§ AIM OF THE EXERCISE
The answer should be a single number: how many lines of the entries below hold the word "playback".

------ TASK DATA

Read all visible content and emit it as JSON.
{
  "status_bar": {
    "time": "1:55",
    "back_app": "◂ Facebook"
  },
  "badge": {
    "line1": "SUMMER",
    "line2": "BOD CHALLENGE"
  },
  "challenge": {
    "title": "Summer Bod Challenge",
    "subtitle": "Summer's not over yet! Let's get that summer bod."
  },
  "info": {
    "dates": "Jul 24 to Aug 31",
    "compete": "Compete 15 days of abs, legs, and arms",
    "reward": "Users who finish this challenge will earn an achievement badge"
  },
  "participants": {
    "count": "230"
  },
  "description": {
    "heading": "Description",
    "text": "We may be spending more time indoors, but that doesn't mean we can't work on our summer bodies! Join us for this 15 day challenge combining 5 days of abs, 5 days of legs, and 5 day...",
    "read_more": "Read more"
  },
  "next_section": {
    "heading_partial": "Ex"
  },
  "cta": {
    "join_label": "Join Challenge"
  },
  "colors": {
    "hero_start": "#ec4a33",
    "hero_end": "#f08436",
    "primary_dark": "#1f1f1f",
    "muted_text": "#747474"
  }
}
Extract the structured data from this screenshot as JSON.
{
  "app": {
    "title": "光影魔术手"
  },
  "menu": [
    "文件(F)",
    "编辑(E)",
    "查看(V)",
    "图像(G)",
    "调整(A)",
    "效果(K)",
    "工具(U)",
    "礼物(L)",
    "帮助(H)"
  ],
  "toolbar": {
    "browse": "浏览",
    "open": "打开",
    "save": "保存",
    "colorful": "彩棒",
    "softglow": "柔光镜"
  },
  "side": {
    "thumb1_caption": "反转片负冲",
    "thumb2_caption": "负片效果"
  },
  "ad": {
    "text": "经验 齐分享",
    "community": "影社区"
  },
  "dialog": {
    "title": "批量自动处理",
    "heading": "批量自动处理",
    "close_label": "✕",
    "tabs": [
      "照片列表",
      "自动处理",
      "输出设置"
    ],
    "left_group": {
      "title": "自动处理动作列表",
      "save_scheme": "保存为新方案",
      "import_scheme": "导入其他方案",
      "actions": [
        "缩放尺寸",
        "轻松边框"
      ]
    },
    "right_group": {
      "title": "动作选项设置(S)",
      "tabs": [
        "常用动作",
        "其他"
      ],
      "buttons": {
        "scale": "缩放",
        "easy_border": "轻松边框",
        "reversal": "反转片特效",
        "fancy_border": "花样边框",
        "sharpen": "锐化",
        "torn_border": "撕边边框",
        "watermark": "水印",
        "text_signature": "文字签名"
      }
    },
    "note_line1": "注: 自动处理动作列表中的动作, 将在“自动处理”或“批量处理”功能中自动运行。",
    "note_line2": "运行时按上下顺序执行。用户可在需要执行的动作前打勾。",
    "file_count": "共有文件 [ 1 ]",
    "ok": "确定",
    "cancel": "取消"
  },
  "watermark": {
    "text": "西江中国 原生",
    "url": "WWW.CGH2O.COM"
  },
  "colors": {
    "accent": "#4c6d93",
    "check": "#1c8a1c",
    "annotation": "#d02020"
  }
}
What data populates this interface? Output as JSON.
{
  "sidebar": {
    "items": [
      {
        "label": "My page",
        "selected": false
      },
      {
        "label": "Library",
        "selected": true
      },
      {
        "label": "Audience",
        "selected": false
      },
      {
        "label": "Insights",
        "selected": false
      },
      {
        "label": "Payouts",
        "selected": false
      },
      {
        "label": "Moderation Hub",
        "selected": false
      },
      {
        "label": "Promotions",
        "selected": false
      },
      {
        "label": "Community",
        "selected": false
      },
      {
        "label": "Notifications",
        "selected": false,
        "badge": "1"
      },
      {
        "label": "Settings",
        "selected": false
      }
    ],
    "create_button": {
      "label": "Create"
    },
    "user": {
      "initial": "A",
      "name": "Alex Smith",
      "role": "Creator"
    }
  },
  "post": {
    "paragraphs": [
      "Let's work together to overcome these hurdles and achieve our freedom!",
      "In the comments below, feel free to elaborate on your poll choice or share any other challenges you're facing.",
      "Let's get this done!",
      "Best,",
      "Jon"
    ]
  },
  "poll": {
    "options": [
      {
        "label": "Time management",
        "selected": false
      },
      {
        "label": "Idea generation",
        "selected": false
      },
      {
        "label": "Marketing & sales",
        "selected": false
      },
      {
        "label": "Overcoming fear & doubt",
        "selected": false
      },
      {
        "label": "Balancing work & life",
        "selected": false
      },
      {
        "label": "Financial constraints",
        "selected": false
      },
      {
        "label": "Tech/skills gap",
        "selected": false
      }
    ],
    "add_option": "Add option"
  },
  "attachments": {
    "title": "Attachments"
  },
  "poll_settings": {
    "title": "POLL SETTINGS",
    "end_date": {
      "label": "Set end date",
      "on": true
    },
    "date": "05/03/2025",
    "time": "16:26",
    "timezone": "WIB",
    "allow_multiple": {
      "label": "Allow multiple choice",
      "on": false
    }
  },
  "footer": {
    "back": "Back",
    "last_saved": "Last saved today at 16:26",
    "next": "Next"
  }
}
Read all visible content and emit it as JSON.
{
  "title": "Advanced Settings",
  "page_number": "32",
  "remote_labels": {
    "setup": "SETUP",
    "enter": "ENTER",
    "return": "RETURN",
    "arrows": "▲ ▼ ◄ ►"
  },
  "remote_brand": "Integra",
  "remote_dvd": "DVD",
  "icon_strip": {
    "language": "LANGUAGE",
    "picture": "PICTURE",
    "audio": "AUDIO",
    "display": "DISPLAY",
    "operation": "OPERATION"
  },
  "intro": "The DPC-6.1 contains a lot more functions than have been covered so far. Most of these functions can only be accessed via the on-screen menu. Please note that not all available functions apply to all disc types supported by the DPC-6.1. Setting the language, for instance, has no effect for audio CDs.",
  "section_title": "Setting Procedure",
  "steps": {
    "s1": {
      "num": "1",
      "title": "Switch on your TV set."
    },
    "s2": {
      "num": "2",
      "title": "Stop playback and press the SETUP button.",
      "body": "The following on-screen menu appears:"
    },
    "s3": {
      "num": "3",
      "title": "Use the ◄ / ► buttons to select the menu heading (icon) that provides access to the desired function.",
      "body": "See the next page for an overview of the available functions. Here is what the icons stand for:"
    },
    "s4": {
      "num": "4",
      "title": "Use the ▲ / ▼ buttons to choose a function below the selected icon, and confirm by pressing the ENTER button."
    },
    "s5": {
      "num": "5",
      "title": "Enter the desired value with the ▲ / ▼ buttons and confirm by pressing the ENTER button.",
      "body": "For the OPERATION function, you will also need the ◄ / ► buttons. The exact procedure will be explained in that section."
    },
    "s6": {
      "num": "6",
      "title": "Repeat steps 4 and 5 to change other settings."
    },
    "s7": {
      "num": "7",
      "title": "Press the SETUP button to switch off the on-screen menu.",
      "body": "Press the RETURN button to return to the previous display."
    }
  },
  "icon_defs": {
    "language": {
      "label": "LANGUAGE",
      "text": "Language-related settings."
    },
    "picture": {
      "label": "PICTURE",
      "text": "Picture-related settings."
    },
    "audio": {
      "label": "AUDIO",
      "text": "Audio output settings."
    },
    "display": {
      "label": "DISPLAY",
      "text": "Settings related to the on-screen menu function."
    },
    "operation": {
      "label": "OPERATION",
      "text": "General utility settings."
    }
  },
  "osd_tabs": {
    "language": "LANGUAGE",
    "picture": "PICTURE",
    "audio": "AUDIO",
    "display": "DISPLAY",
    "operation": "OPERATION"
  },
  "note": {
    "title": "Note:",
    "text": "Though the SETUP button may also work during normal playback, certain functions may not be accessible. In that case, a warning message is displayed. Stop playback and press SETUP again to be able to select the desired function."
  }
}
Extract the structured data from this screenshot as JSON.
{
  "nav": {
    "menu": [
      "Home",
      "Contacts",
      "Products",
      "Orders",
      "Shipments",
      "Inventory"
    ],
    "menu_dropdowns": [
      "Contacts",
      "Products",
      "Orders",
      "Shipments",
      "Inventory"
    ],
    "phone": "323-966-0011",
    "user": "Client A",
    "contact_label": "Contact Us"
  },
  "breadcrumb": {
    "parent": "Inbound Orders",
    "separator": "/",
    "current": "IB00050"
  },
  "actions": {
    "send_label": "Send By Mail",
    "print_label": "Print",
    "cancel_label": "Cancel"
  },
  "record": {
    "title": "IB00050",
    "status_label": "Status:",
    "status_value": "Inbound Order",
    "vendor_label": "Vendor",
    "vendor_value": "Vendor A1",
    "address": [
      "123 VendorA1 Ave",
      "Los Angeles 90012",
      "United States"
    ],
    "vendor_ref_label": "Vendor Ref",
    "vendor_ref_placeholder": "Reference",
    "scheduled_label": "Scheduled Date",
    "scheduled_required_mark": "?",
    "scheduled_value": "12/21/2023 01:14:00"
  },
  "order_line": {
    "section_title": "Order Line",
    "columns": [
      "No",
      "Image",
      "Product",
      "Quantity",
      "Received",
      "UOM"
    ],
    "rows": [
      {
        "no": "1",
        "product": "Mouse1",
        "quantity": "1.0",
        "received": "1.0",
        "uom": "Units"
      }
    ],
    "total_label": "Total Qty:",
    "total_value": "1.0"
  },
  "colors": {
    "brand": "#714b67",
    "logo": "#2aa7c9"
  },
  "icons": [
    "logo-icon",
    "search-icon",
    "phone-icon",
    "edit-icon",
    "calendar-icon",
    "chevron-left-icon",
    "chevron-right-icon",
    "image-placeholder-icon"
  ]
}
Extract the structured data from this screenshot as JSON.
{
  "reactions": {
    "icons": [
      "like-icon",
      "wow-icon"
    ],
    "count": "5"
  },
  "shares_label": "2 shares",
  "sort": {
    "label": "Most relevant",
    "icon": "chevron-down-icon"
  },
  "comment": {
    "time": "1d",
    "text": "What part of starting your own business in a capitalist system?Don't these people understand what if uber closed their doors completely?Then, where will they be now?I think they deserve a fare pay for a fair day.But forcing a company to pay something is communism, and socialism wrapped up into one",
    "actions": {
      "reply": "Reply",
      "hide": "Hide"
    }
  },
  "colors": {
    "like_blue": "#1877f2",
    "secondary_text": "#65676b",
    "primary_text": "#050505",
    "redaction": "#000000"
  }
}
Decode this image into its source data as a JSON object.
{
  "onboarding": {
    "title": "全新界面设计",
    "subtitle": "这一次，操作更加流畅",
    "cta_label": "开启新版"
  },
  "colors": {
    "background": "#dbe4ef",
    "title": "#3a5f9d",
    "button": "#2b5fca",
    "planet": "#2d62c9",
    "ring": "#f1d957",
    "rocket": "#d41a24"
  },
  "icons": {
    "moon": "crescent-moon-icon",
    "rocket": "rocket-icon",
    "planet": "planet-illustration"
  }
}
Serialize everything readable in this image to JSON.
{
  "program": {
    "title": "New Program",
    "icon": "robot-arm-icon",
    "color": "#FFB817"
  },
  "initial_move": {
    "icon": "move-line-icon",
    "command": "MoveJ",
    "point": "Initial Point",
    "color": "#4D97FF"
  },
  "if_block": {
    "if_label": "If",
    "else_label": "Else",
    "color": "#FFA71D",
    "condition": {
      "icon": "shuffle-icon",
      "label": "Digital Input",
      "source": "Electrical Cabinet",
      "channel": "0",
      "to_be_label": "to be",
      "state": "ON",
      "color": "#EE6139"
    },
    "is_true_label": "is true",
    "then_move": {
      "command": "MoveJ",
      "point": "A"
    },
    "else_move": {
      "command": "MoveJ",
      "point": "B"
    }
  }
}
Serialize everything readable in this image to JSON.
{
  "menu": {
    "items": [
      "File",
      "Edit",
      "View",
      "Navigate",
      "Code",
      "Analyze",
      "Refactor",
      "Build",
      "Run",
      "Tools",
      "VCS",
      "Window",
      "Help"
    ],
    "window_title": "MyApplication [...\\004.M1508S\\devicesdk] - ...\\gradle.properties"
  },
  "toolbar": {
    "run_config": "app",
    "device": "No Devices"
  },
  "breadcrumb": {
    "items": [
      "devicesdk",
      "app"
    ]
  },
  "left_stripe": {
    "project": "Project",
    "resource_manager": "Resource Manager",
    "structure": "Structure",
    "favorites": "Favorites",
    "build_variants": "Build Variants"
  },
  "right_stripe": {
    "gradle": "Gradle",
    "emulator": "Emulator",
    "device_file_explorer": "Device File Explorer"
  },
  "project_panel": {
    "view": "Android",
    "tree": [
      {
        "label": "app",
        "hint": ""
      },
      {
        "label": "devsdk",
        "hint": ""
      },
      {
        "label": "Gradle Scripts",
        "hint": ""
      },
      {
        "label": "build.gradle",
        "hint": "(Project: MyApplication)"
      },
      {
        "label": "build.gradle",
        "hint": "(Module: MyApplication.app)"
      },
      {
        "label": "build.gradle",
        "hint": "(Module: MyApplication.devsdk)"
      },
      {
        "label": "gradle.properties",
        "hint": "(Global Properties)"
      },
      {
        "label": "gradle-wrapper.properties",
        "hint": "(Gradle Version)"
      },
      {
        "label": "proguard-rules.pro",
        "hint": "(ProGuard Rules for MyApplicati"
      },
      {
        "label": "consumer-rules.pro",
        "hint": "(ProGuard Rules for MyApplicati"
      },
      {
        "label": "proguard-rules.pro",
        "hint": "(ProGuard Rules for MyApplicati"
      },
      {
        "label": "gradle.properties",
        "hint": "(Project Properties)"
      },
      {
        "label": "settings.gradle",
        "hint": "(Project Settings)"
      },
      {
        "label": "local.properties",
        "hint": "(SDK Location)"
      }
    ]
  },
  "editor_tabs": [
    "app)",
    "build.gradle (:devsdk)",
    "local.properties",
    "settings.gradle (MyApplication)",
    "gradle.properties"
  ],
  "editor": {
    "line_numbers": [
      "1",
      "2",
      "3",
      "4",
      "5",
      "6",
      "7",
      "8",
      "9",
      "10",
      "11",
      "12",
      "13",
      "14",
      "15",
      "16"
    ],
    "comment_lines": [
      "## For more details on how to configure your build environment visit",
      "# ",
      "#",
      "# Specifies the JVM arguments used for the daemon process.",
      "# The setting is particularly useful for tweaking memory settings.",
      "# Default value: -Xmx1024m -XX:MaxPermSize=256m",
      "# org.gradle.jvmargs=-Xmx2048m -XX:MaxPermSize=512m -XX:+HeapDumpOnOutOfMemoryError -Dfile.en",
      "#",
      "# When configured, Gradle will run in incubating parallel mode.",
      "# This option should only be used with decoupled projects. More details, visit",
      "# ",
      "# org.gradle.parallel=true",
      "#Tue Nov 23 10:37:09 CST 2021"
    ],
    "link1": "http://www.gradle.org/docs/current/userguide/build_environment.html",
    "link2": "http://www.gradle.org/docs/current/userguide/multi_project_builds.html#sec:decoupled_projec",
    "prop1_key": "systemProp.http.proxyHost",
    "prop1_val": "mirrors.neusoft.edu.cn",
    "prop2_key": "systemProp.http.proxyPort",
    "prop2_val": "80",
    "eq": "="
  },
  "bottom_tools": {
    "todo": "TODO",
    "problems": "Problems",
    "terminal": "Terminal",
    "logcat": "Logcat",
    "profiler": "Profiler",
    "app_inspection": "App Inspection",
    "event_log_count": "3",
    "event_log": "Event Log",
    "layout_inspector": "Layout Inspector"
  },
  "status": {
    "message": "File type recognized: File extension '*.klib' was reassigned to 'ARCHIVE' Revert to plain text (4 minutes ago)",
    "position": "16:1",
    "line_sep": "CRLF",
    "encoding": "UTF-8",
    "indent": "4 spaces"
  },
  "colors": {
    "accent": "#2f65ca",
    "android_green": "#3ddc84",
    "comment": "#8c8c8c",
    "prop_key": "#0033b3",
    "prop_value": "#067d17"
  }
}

------------

§ SOLUTION TO THE EXERCISE
2